Start EXTRACTED RECORDS
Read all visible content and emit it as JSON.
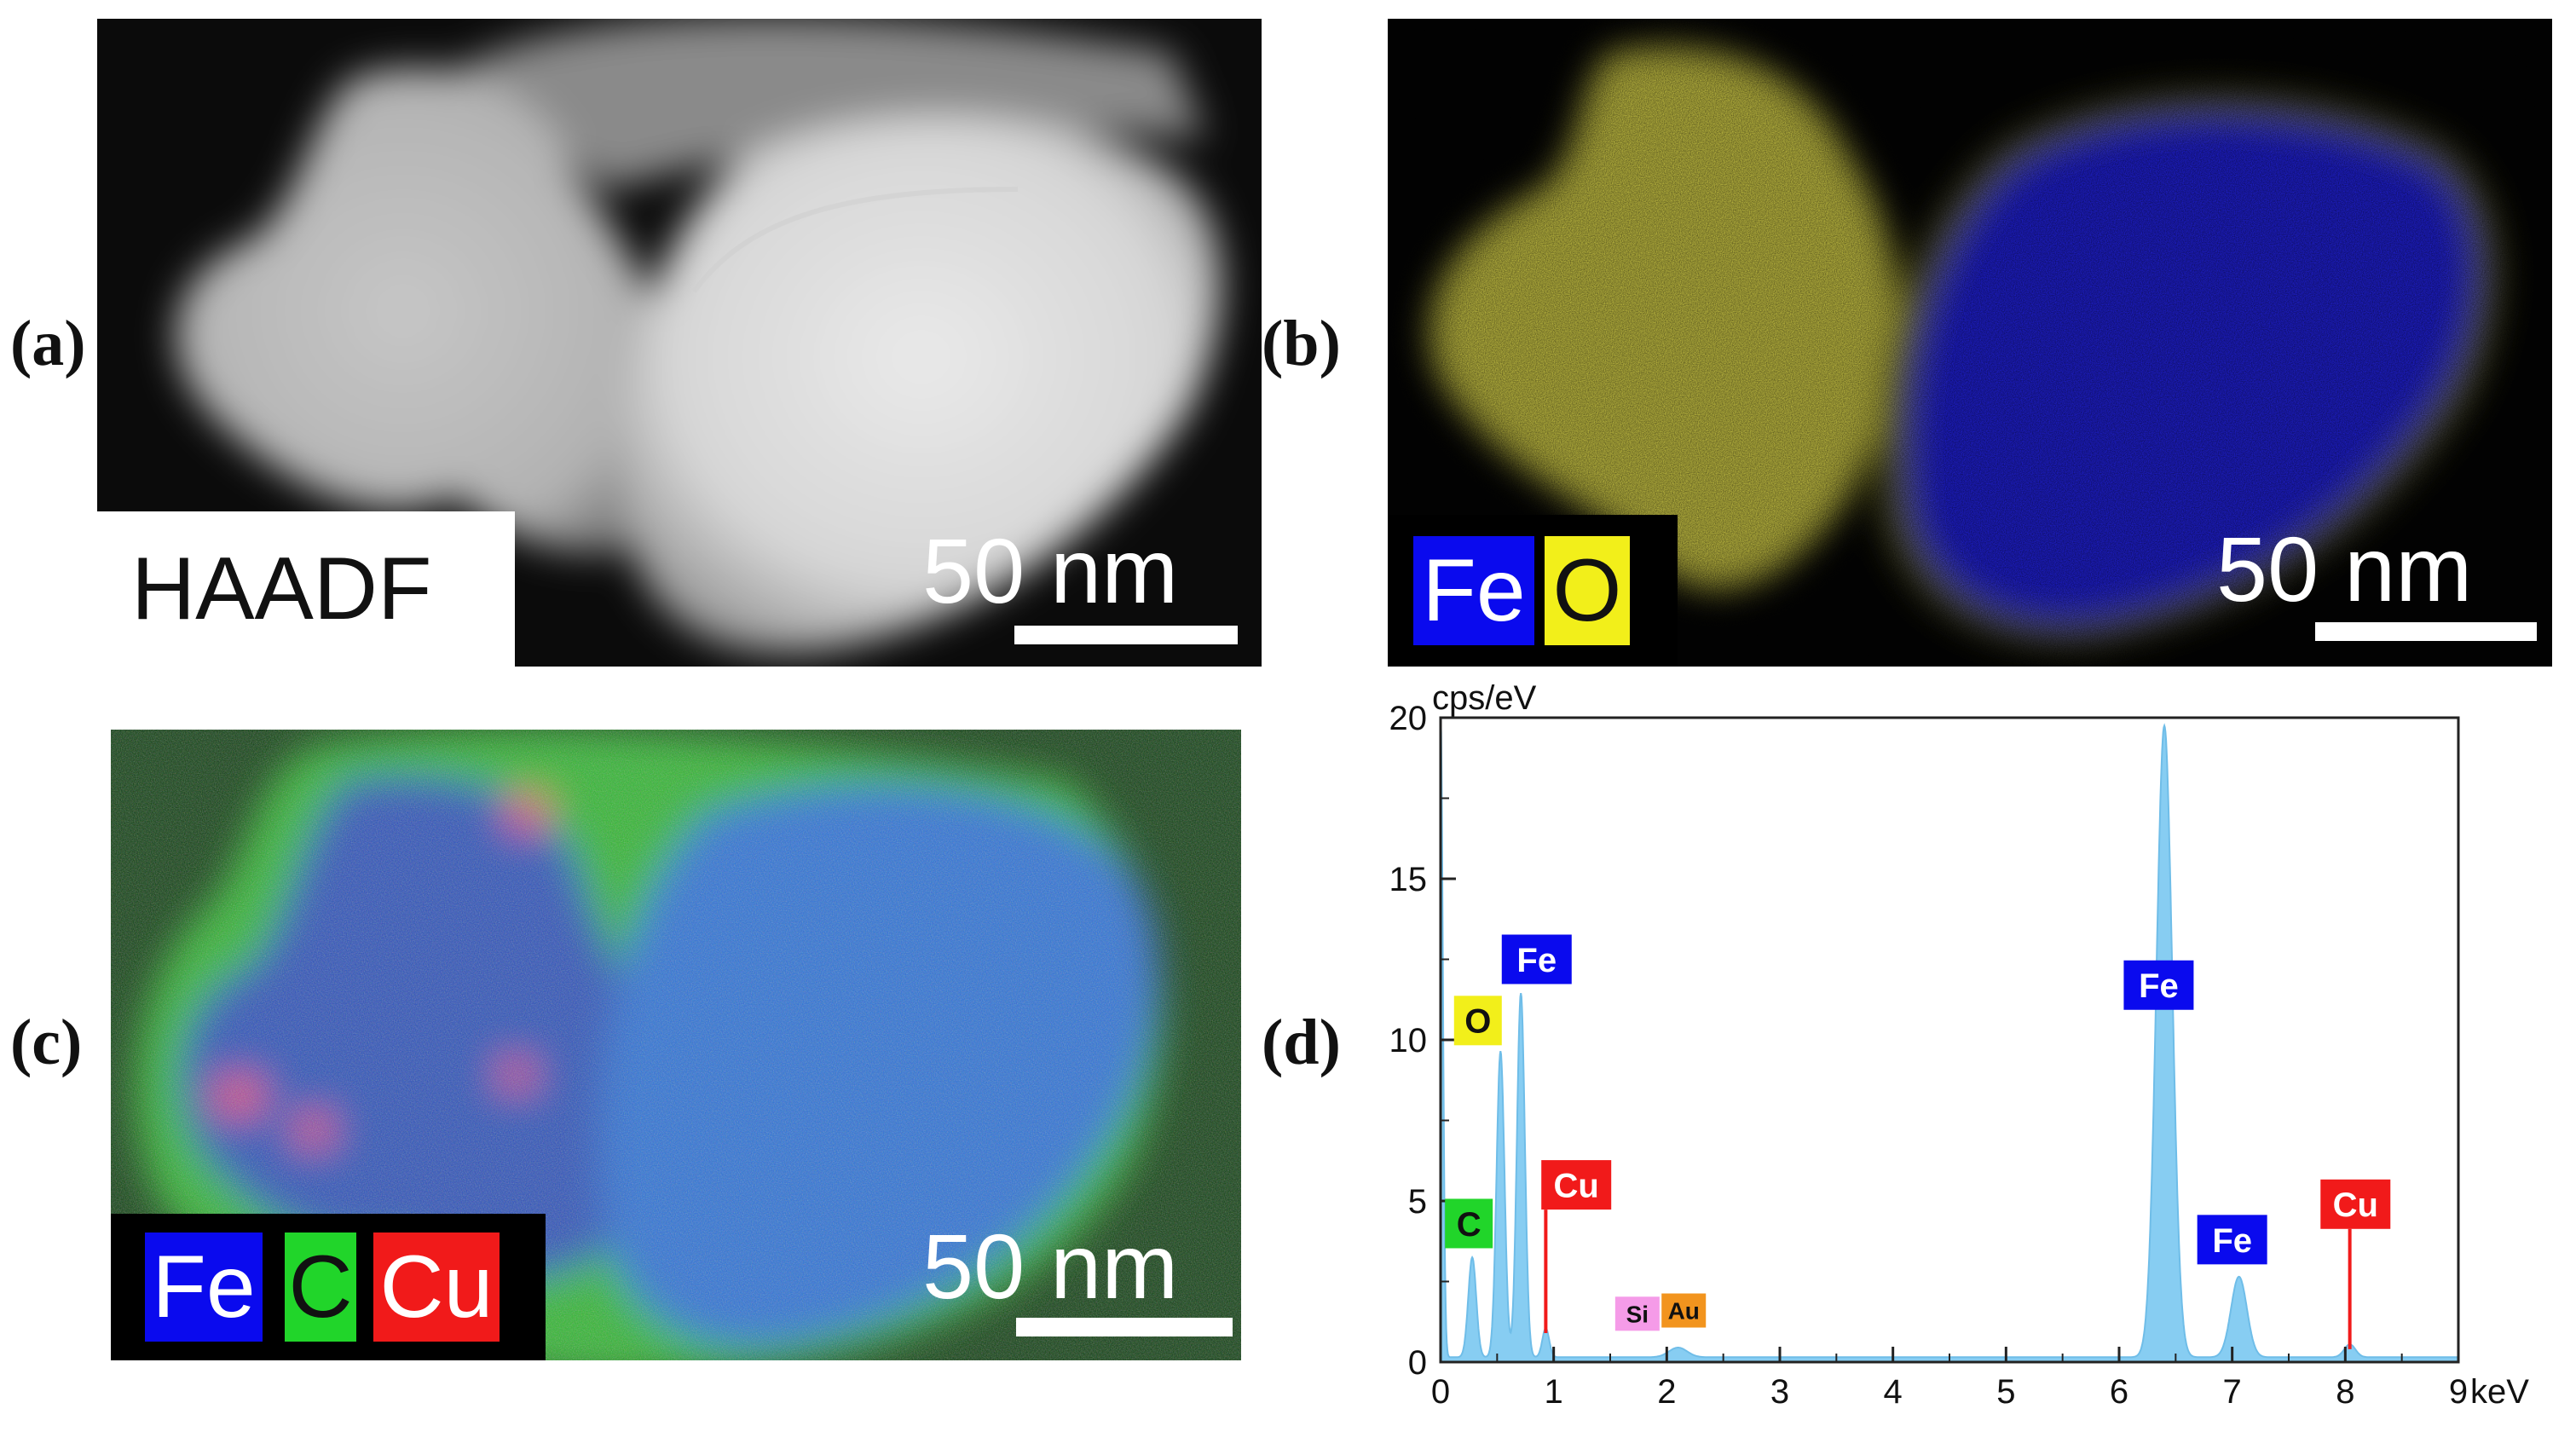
{
  "panels": {
    "a": {
      "letter": "(a)",
      "label": "HAADF",
      "scale": "50 nm"
    },
    "b": {
      "letter": "(b)",
      "scale": "50 nm",
      "legend": [
        {
          "text": "Fe",
          "bg": "#0a0aee",
          "fg": "#ffffff"
        },
        {
          "text": "O",
          "bg": "#f2ef1a",
          "fg": "#111111"
        }
      ]
    },
    "c": {
      "letter": "(c)",
      "scale": "50 nm",
      "legend": [
        {
          "text": "Fe",
          "bg": "#0a0aee",
          "fg": "#ffffff"
        },
        {
          "text": "C",
          "bg": "#21d52a",
          "fg": "#111111"
        },
        {
          "text": "Cu",
          "bg": "#f11a1a",
          "fg": "#ffffff"
        }
      ]
    },
    "d": {
      "letter": "(d)"
    }
  },
  "colors": {
    "fe": "#0a0aee",
    "o": "#f2ef1a",
    "c": "#21d52a",
    "cu": "#f11a1a",
    "si": "#f59be8",
    "au": "#f2941e",
    "spectrum": "#87cdf2"
  },
  "chart_data": {
    "type": "area",
    "ylabel": "cps/eV",
    "xlabel": "keV",
    "xlim": [
      0,
      9
    ],
    "ylim": [
      0,
      20
    ],
    "xticks": [
      "0",
      "1",
      "2",
      "3",
      "4",
      "5",
      "6",
      "7",
      "8",
      "9"
    ],
    "yticks": [
      "0",
      "5",
      "10",
      "15",
      "20"
    ],
    "peaks": [
      {
        "x": 0.0,
        "y": 20,
        "w": 0.02
      },
      {
        "x": 0.28,
        "y": 3.1,
        "w": 0.035
      },
      {
        "x": 0.53,
        "y": 9.5,
        "w": 0.035
      },
      {
        "x": 0.71,
        "y": 11.3,
        "w": 0.035
      },
      {
        "x": 0.93,
        "y": 0.9,
        "w": 0.03
      },
      {
        "x": 2.1,
        "y": 0.3,
        "w": 0.08
      },
      {
        "x": 6.4,
        "y": 19.6,
        "w": 0.07
      },
      {
        "x": 7.06,
        "y": 2.5,
        "w": 0.07
      },
      {
        "x": 8.04,
        "y": 0.4,
        "w": 0.05
      }
    ],
    "background": 0.15,
    "annotations": [
      {
        "text": "Fe",
        "x": 0.85,
        "y": 12.5,
        "color": "fe",
        "fg": "#ffffff"
      },
      {
        "text": "O",
        "x": 0.33,
        "y": 10.6,
        "color": "o",
        "fg": "#111111"
      },
      {
        "text": "C",
        "x": 0.25,
        "y": 4.3,
        "color": "c",
        "fg": "#111111"
      },
      {
        "text": "Cu",
        "x": 1.2,
        "y": 5.5,
        "color": "cu",
        "fg": "#ffffff",
        "line_x": 0.93,
        "line_to": 0.9
      },
      {
        "text": "Si",
        "x": 1.74,
        "y": 1.5,
        "color": "si",
        "fg": "#111111",
        "small": true
      },
      {
        "text": "Au",
        "x": 2.15,
        "y": 1.6,
        "color": "au",
        "fg": "#111111",
        "small": true
      },
      {
        "text": "Fe",
        "x": 6.35,
        "y": 11.7,
        "color": "fe",
        "fg": "#ffffff"
      },
      {
        "text": "Fe",
        "x": 7.0,
        "y": 3.8,
        "color": "fe",
        "fg": "#ffffff"
      },
      {
        "text": "Cu",
        "x": 8.09,
        "y": 4.9,
        "color": "cu",
        "fg": "#ffffff",
        "line_x": 8.04,
        "line_to": 0.4
      }
    ]
  }
}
End EXTRACTED RECORDS
*TO BE DONE*
Copy each line exactly, and leave the pictures out of your copy.

*CORRECT RESPONSE*
Read all visible content and emit it as JSON.
{
  "panels": {
    "a": {
      "letter": "(a)",
      "label": "HAADF",
      "scale": "50 nm"
    },
    "b": {
      "letter": "(b)",
      "scale": "50 nm",
      "legend": [
        {
          "text": "Fe",
          "bg": "#0a0aee",
          "fg": "#ffffff"
        },
        {
          "text": "O",
          "bg": "#f2ef1a",
          "fg": "#111111"
        }
      ]
    },
    "c": {
      "letter": "(c)",
      "scale": "50 nm",
      "legend": [
        {
          "text": "Fe",
          "bg": "#0a0aee",
          "fg": "#ffffff"
        },
        {
          "text": "C",
          "bg": "#21d52a",
          "fg": "#111111"
        },
        {
          "text": "Cu",
          "bg": "#f11a1a",
          "fg": "#ffffff"
        }
      ]
    },
    "d": {
      "letter": "(d)"
    }
  },
  "colors": {
    "fe": "#0a0aee",
    "o": "#f2ef1a",
    "c": "#21d52a",
    "cu": "#f11a1a",
    "si": "#f59be8",
    "au": "#f2941e",
    "spectrum": "#87cdf2"
  },
  "chart_data": {
    "type": "area",
    "ylabel": "cps/eV",
    "xlabel": "keV",
    "xlim": [
      0,
      9
    ],
    "ylim": [
      0,
      20
    ],
    "xticks": [
      "0",
      "1",
      "2",
      "3",
      "4",
      "5",
      "6",
      "7",
      "8",
      "9"
    ],
    "yticks": [
      "0",
      "5",
      "10",
      "15",
      "20"
    ],
    "peaks": [
      {
        "x": 0.0,
        "y": 20,
        "w": 0.02
      },
      {
        "x": 0.28,
        "y": 3.1,
        "w": 0.035
      },
      {
        "x": 0.53,
        "y": 9.5,
        "w": 0.035
      },
      {
        "x": 0.71,
        "y": 11.3,
        "w": 0.035
      },
      {
        "x": 0.93,
        "y": 0.9,
        "w": 0.03
      },
      {
        "x": 2.1,
        "y": 0.3,
        "w": 0.08
      },
      {
        "x": 6.4,
        "y": 19.6,
        "w": 0.07
      },
      {
        "x": 7.06,
        "y": 2.5,
        "w": 0.07
      },
      {
        "x": 8.04,
        "y": 0.4,
        "w": 0.05
      }
    ],
    "background": 0.15,
    "annotations": [
      {
        "text": "Fe",
        "x": 0.85,
        "y": 12.5,
        "color": "fe",
        "fg": "#ffffff"
      },
      {
        "text": "O",
        "x": 0.33,
        "y": 10.6,
        "color": "o",
        "fg": "#111111"
      },
      {
        "text": "C",
        "x": 0.25,
        "y": 4.3,
        "color": "c",
        "fg": "#111111"
      },
      {
        "text": "Cu",
        "x": 1.2,
        "y": 5.5,
        "color": "cu",
        "fg": "#ffffff",
        "line_x": 0.93,
        "line_to": 0.9
      },
      {
        "text": "Si",
        "x": 1.74,
        "y": 1.5,
        "color": "si",
        "fg": "#111111",
        "small": true
      },
      {
        "text": "Au",
        "x": 2.15,
        "y": 1.6,
        "color": "au",
        "fg": "#111111",
        "small": true
      },
      {
        "text": "Fe",
        "x": 6.35,
        "y": 11.7,
        "color": "fe",
        "fg": "#ffffff"
      },
      {
        "text": "Fe",
        "x": 7.0,
        "y": 3.8,
        "color": "fe",
        "fg": "#ffffff"
      },
      {
        "text": "Cu",
        "x": 8.09,
        "y": 4.9,
        "color": "cu",
        "fg": "#ffffff",
        "line_x": 8.04,
        "line_to": 0.4
      }
    ]
  }
}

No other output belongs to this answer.